* _EXERCISE GOAL_
Among the lines below, list those containing the string "resistance".
<<<<
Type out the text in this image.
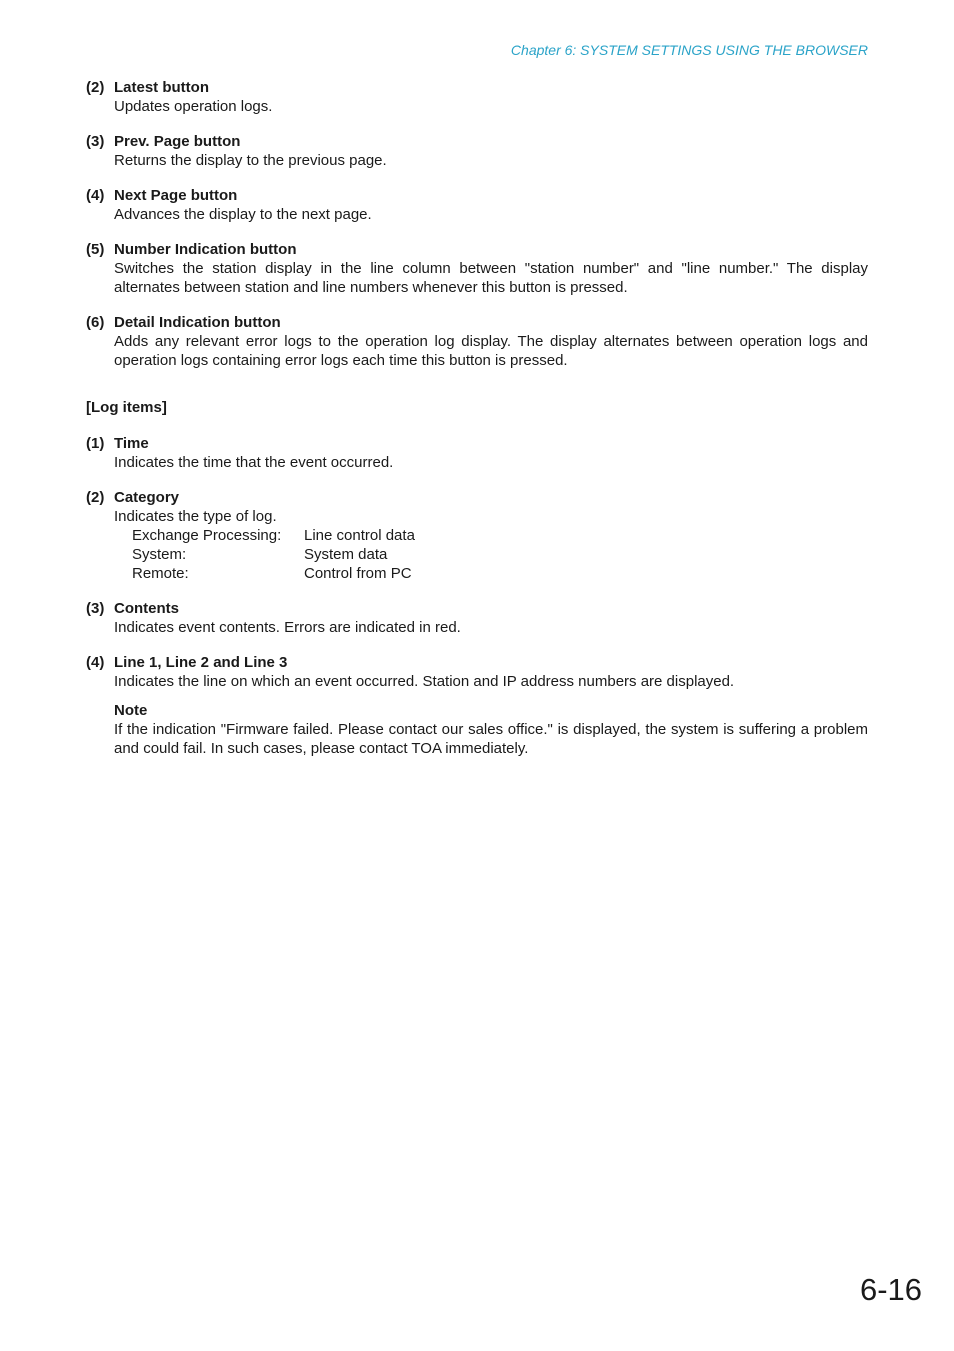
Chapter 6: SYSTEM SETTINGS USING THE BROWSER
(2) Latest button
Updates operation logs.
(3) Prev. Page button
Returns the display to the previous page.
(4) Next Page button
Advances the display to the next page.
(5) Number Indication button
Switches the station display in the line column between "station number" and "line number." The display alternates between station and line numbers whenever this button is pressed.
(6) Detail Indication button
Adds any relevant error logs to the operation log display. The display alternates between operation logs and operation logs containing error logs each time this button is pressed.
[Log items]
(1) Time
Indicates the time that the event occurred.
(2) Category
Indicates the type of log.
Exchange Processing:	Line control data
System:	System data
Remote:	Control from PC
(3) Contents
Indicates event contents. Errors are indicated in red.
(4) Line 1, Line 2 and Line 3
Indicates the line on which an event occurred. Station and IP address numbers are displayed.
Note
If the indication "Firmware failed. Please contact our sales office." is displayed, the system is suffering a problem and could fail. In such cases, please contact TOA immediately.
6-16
>>>>
<<<<
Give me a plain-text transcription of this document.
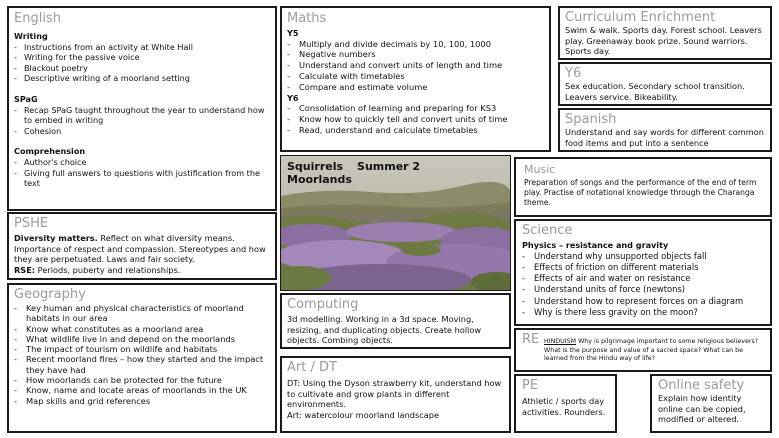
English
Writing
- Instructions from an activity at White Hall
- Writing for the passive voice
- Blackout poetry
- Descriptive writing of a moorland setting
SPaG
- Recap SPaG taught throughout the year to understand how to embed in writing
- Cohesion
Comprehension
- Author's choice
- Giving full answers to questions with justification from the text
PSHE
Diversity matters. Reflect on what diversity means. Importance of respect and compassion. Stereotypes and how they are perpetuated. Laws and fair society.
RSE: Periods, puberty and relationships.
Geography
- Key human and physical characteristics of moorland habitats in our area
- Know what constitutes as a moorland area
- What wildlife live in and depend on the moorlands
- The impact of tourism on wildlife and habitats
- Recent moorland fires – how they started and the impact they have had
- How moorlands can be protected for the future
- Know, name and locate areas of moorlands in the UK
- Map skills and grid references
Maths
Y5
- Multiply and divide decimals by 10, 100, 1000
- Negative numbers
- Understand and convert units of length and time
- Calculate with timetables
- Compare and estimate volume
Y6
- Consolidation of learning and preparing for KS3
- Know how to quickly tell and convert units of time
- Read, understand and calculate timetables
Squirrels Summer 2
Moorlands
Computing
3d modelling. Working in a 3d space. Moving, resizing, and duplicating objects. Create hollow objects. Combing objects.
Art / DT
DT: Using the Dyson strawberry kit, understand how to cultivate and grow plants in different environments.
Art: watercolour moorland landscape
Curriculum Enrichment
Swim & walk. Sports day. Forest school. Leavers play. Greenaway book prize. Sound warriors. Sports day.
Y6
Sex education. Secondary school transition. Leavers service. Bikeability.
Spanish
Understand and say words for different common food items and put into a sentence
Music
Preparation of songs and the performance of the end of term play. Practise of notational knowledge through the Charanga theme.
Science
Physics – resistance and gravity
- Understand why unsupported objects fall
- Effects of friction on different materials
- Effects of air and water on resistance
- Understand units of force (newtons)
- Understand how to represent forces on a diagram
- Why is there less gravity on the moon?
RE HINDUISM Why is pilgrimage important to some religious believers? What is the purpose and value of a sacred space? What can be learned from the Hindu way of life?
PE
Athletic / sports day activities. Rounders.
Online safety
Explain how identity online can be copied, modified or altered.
>>>>
<<<<
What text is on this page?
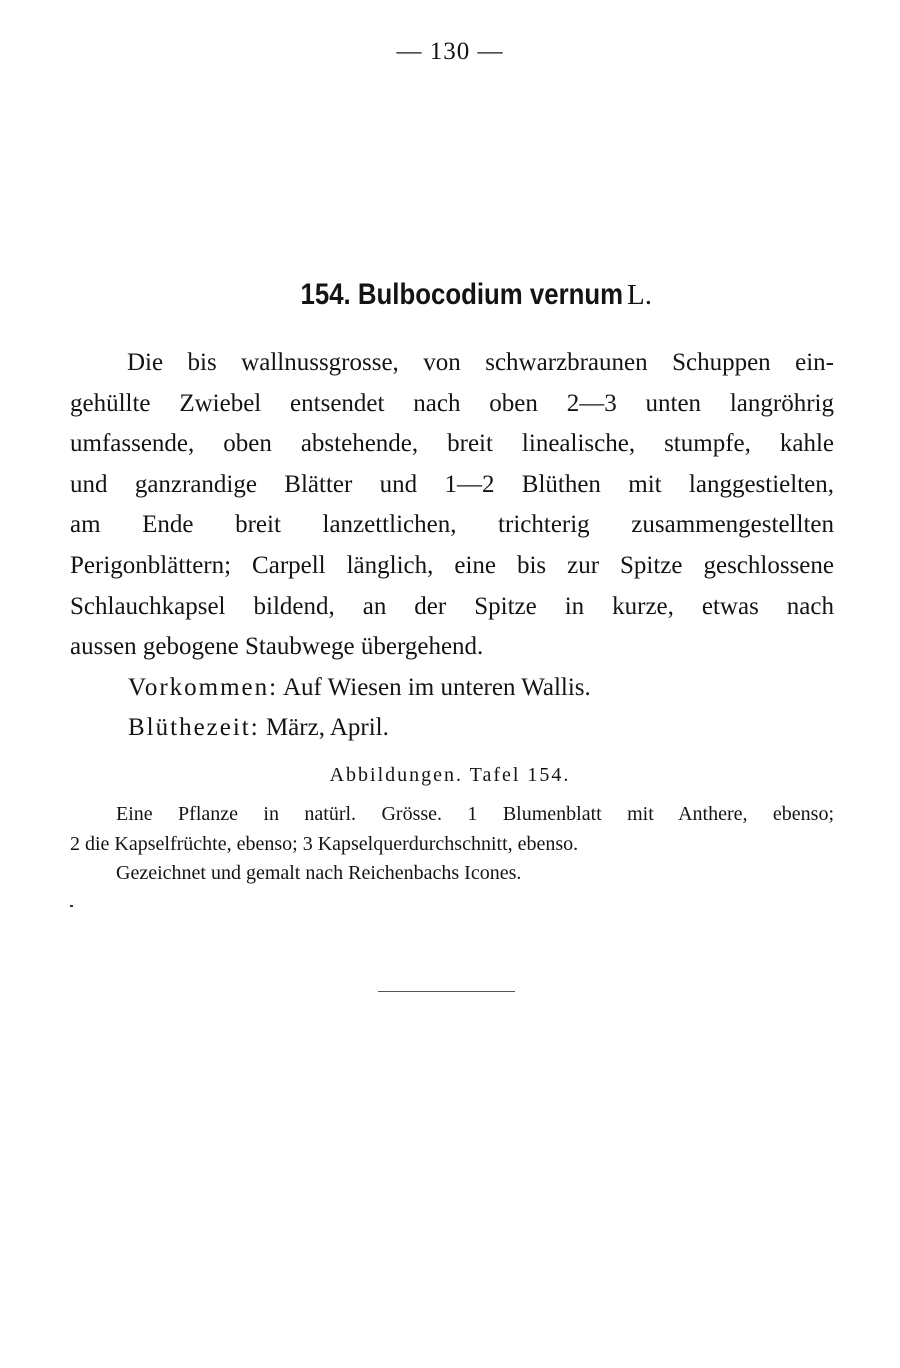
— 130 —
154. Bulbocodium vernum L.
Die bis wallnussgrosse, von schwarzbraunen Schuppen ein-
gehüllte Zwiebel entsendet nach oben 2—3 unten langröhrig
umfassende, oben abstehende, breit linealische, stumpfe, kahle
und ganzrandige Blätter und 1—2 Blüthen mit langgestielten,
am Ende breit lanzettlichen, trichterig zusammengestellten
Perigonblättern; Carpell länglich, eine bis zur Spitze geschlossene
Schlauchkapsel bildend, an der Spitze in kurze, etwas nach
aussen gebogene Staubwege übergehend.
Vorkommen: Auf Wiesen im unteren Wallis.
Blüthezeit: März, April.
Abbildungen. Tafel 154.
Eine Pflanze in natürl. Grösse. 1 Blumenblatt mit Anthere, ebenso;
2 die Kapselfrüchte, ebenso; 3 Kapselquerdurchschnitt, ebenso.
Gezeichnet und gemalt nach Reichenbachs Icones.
>>>>
* _TASK OUTPUT_
Physics – resistance and gravity
- Effects of air and water on resistance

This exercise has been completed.